_Records_.
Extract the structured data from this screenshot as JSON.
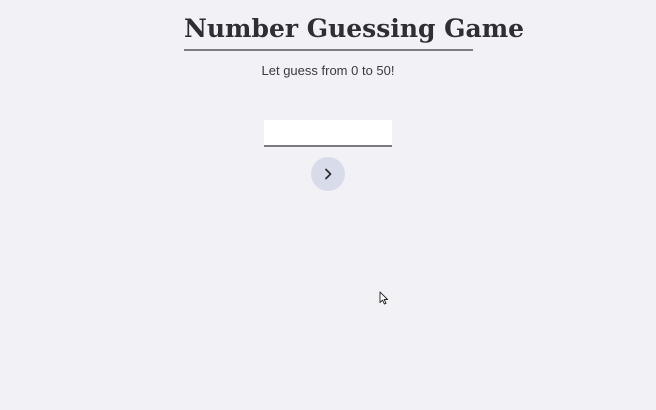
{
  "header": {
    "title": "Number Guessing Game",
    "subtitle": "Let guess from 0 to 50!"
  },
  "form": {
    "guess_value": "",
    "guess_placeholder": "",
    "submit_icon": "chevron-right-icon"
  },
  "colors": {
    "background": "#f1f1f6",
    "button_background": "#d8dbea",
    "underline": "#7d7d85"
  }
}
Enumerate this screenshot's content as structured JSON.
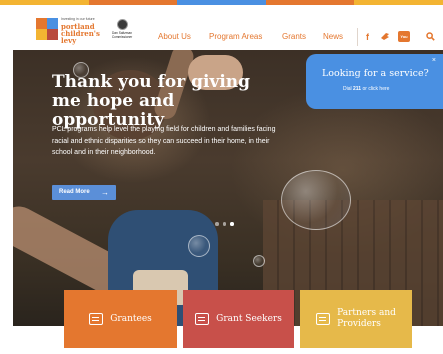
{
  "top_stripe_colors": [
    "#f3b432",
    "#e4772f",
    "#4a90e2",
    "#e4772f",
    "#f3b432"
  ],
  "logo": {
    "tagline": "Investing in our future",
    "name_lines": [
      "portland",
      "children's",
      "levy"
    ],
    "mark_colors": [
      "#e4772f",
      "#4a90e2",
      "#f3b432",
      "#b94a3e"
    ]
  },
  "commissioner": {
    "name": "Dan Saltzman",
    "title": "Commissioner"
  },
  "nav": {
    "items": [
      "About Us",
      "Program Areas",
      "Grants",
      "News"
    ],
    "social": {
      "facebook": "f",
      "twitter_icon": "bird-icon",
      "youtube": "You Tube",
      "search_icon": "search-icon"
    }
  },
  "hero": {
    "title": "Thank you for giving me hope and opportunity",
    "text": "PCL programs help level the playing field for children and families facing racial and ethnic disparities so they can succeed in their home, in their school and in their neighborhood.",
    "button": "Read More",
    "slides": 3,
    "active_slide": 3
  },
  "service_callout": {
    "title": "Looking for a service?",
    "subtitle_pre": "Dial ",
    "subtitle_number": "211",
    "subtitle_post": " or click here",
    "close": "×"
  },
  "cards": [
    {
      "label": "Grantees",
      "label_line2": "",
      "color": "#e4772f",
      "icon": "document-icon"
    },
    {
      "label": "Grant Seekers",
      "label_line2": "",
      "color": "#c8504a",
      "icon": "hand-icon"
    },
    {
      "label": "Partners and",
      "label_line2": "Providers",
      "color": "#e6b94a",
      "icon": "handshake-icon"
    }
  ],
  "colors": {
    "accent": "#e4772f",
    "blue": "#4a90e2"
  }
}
* * *
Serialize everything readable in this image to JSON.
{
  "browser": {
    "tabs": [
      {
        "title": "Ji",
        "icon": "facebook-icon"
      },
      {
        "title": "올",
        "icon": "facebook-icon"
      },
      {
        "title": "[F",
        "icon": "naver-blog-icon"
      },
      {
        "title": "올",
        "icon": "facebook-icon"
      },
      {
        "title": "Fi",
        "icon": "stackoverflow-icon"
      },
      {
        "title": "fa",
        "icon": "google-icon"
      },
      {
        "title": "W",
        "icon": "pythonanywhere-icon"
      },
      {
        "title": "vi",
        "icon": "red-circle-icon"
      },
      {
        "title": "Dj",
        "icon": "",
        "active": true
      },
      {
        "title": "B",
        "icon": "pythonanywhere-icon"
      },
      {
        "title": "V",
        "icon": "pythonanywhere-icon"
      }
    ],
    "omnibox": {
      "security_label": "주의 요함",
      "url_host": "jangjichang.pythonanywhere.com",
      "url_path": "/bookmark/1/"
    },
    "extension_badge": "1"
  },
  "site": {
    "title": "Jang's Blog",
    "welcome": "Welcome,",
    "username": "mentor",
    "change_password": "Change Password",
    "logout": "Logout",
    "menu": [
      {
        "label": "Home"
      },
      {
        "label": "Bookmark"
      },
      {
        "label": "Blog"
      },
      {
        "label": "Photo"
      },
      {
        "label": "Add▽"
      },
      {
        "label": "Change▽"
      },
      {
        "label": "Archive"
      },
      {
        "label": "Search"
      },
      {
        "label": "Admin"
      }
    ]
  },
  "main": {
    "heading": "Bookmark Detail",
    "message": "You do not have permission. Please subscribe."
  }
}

_Exercise brief_.
Note how many lines in the material hold the word "JSON", and give that number with nothing added.

_Output of the task_.
3